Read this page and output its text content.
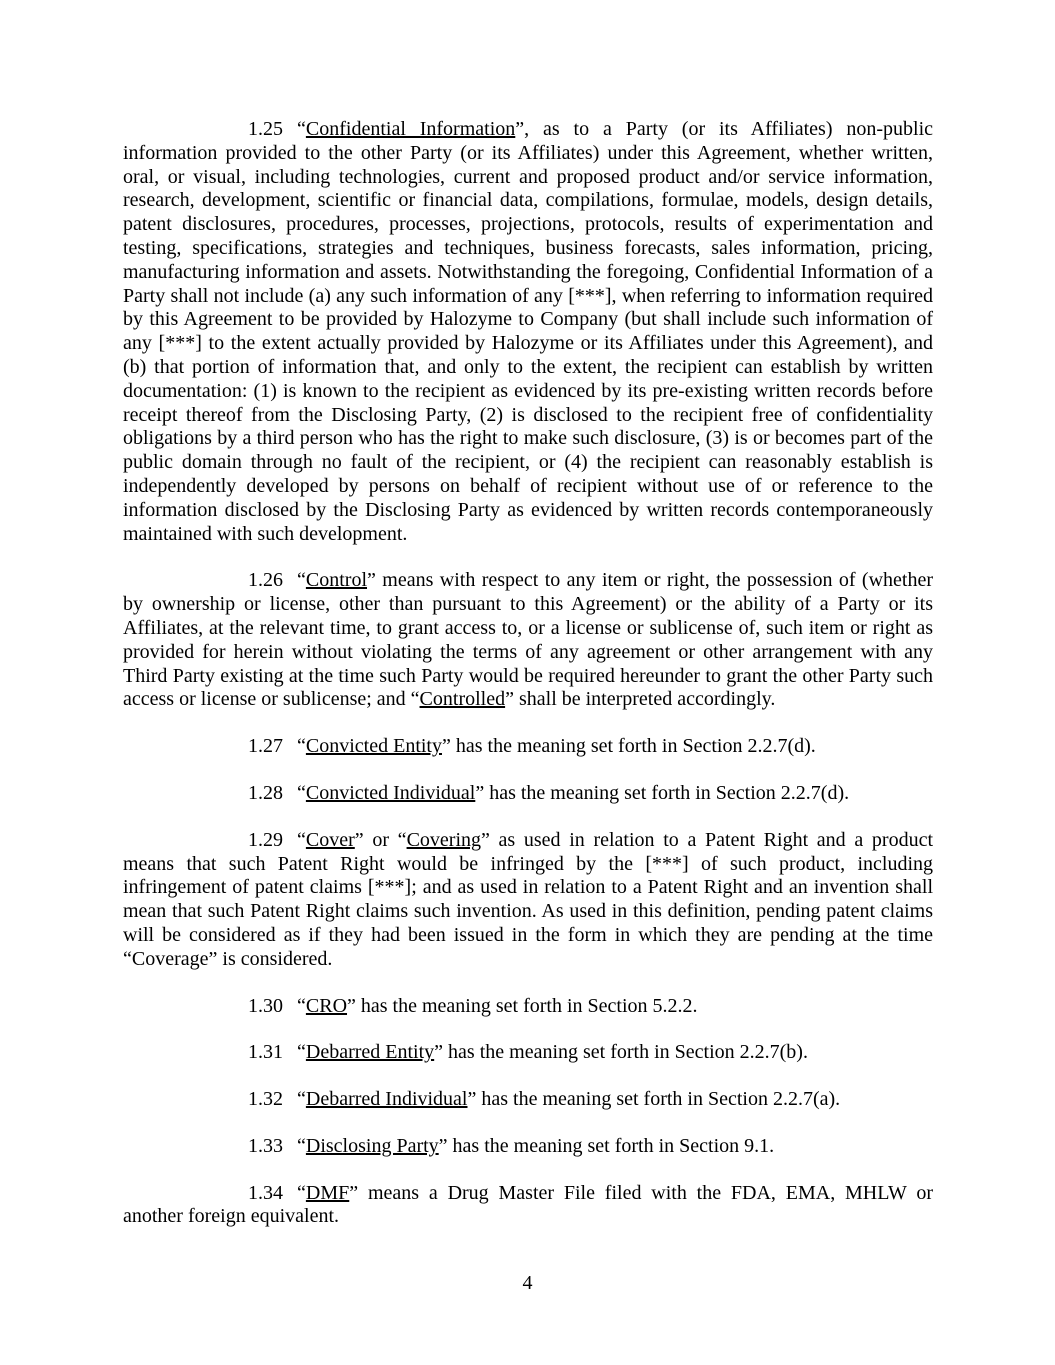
1.25 “Confidential Information”, as to a Party (or its Affiliates) non-public information provided to the other Party (or its Affiliates) under this Agreement, whether written, oral, or visual, including technologies, current and proposed product and/or service information, research, development, scientific or financial data, compilations, formulae, models, design details, patent disclosures, procedures, processes, projections, protocols, results of experimentation and testing, specifications, strategies and techniques, business forecasts, sales information, pricing, manufacturing information and assets. Notwithstanding the foregoing, Confidential Information of a Party shall not include (a) any such information of any [***], when referring to information required by this Agreement to be provided by Halozyme to Company (but shall include such information of any [***] to the extent actually provided by Halozyme or its Affiliates under this Agreement), and (b) that portion of information that, and only to the extent, the recipient can establish by written documentation: (1) is known to the recipient as evidenced by its pre-existing written records before receipt thereof from the Disclosing Party, (2) is disclosed to the recipient free of confidentiality obligations by a third person who has the right to make such disclosure, (3) is or becomes part of the public domain through no fault of the recipient, or (4) the recipient can reasonably establish is independently developed by persons on behalf of recipient without use of or reference to the information disclosed by the Disclosing Party as evidenced by written records contemporaneously maintained with such development.

1.26 “Control” means with respect to any item or right, the possession of (whether by ownership or license, other than pursuant to this Agreement) or the ability of a Party or its Affiliates, at the relevant time, to grant access to, or a license or sublicense of, such item or right as provided for herein without violating the terms of any agreement or other arrangement with any Third Party existing at the time such Party would be required hereunder to grant the other Party such access or license or sublicense; and “Controlled” shall be interpreted accordingly.

1.27 “Convicted Entity” has the meaning set forth in Section 2.2.7(d).

1.28 “Convicted Individual” has the meaning set forth in Section 2.2.7(d).

1.29 “Cover” or “Covering” as used in relation to a Patent Right and a product means that such Patent Right would be infringed by the [***] of such product, including infringement of patent claims [***]; and as used in relation to a Patent Right and an invention shall mean that such Patent Right claims such invention. As used in this definition, pending patent claims will be considered as if they had been issued in the form in which they are pending at the time “Coverage” is considered.

1.30 “CRO” has the meaning set forth in Section 5.2.2.

1.31 “Debarred Entity” has the meaning set forth in Section 2.2.7(b).

1.32 “Debarred Individual” has the meaning set forth in Section 2.2.7(a).

1.33 “Disclosing Party” has the meaning set forth in Section 9.1.

1.34 “DMF” means a Drug Master File filed with the FDA, EMA, MHLW or another foreign equivalent.

4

────────

Problem details → Pictures appear in the records above. Output everything except them, exactly.

Problem solution →
Read this page and output its text content.
1.25 “Confidential Information”, as to a Party (or its Affiliates) non-public information provided to the other Party (or its Affiliates) under this Agreement, whether written, oral, or visual, including technologies, current and proposed product and/or service information, research, development, scientific or financial data, compilations, formulae, models, design details, patent disclosures, procedures, processes, projections, protocols, results of experimentation and testing, specifications, strategies and techniques, business forecasts, sales information, pricing, manufacturing information and assets. Notwithstanding the foregoing, Confidential Information of a Party shall not include (a) any such information of any [***], when referring to information required by this Agreement to be provided by Halozyme to Company (but shall include such information of any [***] to the extent actually provided by Halozyme or its Affiliates under this Agreement), and (b) that portion of information that, and only to the extent, the recipient can establish by written documentation: (1) is known to the recipient as evidenced by its pre-existing written records before receipt thereof from the Disclosing Party, (2) is disclosed to the recipient free of confidentiality obligations by a third person who has the right to make such disclosure, (3) is or becomes part of the public domain through no fault of the recipient, or (4) the recipient can reasonably establish is independently developed by persons on behalf of recipient without use of or reference to the information disclosed by the Disclosing Party as evidenced by written records contemporaneously maintained with such development.

1.26 “Control” means with respect to any item or right, the possession of (whether by ownership or license, other than pursuant to this Agreement) or the ability of a Party or its Affiliates, at the relevant time, to grant access to, or a license or sublicense of, such item or right as provided for herein without violating the terms of any agreement or other arrangement with any Third Party existing at the time such Party would be required hereunder to grant the other Party such access or license or sublicense; and “Controlled” shall be interpreted accordingly.

1.27 “Convicted Entity” has the meaning set forth in Section 2.2.7(d).

1.28 “Convicted Individual” has the meaning set forth in Section 2.2.7(d).

1.29 “Cover” or “Covering” as used in relation to a Patent Right and a product means that such Patent Right would be infringed by the [***] of such product, including infringement of patent claims [***]; and as used in relation to a Patent Right and an invention shall mean that such Patent Right claims such invention. As used in this definition, pending patent claims will be considered as if they had been issued in the form in which they are pending at the time “Coverage” is considered.

1.30 “CRO” has the meaning set forth in Section 5.2.2.

1.31 “Debarred Entity” has the meaning set forth in Section 2.2.7(b).

1.32 “Debarred Individual” has the meaning set forth in Section 2.2.7(a).

1.33 “Disclosing Party” has the meaning set forth in Section 9.1.

1.34 “DMF” means a Drug Master File filed with the FDA, EMA, MHLW or another foreign equivalent.

4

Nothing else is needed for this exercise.